◆ **THE EXERCISE**:
Select every line below containing the word "than".

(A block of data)
★ ★ ★ ★ ★

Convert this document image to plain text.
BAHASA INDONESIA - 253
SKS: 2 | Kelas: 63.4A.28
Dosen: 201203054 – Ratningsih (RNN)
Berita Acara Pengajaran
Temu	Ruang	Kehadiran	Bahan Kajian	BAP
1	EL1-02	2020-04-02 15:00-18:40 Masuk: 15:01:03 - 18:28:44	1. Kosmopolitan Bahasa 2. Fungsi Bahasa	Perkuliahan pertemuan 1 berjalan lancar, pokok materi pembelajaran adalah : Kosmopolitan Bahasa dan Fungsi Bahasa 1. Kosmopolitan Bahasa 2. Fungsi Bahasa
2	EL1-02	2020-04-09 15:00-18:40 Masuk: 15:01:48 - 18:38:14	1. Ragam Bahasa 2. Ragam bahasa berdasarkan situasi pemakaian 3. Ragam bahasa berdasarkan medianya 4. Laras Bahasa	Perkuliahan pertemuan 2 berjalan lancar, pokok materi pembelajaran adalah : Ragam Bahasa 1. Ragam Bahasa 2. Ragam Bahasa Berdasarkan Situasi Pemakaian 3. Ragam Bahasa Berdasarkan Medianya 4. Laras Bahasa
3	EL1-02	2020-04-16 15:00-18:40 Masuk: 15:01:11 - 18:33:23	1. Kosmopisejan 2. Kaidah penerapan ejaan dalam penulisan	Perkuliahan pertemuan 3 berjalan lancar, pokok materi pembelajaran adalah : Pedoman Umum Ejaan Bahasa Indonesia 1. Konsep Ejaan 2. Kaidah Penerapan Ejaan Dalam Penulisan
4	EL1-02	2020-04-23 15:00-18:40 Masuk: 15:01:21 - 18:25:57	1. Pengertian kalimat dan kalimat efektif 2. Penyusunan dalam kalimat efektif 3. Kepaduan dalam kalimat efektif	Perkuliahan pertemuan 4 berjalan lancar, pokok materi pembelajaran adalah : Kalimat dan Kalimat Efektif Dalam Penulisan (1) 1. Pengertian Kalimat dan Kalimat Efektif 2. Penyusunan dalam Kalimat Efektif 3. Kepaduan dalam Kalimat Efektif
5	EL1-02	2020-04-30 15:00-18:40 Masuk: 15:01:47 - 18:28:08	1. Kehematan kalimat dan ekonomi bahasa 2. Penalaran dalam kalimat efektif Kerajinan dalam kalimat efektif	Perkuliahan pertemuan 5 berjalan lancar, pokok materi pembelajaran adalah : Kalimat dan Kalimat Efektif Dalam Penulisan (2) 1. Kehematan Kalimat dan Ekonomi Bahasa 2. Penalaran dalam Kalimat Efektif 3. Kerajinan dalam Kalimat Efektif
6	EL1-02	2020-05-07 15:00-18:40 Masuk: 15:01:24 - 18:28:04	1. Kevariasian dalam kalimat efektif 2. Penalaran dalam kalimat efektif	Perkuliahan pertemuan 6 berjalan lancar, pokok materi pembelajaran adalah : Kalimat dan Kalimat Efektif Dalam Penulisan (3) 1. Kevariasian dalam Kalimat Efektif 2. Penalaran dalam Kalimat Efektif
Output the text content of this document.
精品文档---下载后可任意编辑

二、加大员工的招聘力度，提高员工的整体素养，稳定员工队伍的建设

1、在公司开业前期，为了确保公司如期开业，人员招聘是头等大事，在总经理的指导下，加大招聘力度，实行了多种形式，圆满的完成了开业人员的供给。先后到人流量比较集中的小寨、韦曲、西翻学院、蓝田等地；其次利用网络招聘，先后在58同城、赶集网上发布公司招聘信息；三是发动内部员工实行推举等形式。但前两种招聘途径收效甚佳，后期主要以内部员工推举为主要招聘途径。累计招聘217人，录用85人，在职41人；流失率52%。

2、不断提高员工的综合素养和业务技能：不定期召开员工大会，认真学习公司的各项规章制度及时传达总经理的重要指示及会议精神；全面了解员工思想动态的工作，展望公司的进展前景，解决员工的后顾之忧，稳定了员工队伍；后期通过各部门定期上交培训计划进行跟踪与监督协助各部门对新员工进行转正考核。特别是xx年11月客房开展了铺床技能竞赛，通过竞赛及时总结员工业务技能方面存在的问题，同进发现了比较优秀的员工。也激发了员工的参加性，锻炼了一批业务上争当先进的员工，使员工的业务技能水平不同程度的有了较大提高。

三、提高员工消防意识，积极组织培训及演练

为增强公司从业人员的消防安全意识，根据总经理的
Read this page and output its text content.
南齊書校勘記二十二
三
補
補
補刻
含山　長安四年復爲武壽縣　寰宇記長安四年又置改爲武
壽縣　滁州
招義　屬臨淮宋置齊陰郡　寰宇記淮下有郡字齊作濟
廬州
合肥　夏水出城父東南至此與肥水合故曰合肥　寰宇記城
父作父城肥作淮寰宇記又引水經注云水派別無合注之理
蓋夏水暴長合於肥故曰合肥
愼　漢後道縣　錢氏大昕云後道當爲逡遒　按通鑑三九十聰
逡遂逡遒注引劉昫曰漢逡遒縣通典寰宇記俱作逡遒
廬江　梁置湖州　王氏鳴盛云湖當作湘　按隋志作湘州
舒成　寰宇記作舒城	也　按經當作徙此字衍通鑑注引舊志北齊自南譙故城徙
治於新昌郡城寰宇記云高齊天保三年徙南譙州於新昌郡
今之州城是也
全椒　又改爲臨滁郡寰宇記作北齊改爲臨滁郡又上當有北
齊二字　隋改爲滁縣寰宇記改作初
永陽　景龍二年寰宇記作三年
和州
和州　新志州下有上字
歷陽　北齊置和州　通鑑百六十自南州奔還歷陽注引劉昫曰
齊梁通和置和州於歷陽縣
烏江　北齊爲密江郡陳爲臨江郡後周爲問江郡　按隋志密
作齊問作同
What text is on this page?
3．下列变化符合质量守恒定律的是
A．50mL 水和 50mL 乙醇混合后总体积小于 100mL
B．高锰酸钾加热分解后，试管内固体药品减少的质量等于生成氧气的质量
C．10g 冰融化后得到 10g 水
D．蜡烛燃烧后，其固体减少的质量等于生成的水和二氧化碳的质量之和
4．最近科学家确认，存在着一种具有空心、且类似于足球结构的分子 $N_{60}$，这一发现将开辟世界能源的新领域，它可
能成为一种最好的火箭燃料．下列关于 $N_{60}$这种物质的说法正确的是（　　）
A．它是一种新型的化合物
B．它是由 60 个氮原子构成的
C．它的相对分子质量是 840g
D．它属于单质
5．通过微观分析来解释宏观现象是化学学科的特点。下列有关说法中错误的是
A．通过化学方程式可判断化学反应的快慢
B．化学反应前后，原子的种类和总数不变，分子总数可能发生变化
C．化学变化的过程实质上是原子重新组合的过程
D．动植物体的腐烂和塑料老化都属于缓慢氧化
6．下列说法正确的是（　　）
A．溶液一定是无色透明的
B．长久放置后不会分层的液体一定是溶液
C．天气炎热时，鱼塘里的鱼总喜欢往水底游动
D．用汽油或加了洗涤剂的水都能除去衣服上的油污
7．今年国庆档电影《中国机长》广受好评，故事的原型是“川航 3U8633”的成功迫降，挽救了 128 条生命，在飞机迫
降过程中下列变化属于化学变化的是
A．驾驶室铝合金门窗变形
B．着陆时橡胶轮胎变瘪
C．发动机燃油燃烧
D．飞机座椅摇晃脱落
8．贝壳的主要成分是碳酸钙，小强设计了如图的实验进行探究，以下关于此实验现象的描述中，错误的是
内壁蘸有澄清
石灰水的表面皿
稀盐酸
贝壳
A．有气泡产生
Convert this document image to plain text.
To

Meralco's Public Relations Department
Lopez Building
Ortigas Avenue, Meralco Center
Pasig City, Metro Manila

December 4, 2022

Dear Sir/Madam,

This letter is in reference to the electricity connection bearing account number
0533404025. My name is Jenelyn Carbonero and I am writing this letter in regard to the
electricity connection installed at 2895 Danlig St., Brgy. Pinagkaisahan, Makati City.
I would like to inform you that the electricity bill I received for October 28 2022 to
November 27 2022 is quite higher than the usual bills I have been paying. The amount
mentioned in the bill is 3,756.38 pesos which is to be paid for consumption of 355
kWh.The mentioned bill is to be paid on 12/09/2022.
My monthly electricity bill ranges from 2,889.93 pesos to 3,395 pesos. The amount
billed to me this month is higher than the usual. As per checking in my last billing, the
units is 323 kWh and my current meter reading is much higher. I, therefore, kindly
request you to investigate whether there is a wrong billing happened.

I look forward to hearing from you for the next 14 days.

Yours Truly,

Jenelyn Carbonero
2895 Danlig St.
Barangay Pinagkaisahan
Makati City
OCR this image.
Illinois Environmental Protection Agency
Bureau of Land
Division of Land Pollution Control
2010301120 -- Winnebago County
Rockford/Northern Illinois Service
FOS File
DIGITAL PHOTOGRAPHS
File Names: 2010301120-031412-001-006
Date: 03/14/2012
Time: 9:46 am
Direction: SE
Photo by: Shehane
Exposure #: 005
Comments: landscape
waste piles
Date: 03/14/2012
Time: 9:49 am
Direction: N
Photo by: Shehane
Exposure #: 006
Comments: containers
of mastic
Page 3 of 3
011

★ ★ ★ ★ ★

◆ **RESULT OF THIS TASK**:
November 27 2022 is quite higher than the usual bills I have been paying. The amount
billed to me this month is higher than the usual. As per checking in my last billing, the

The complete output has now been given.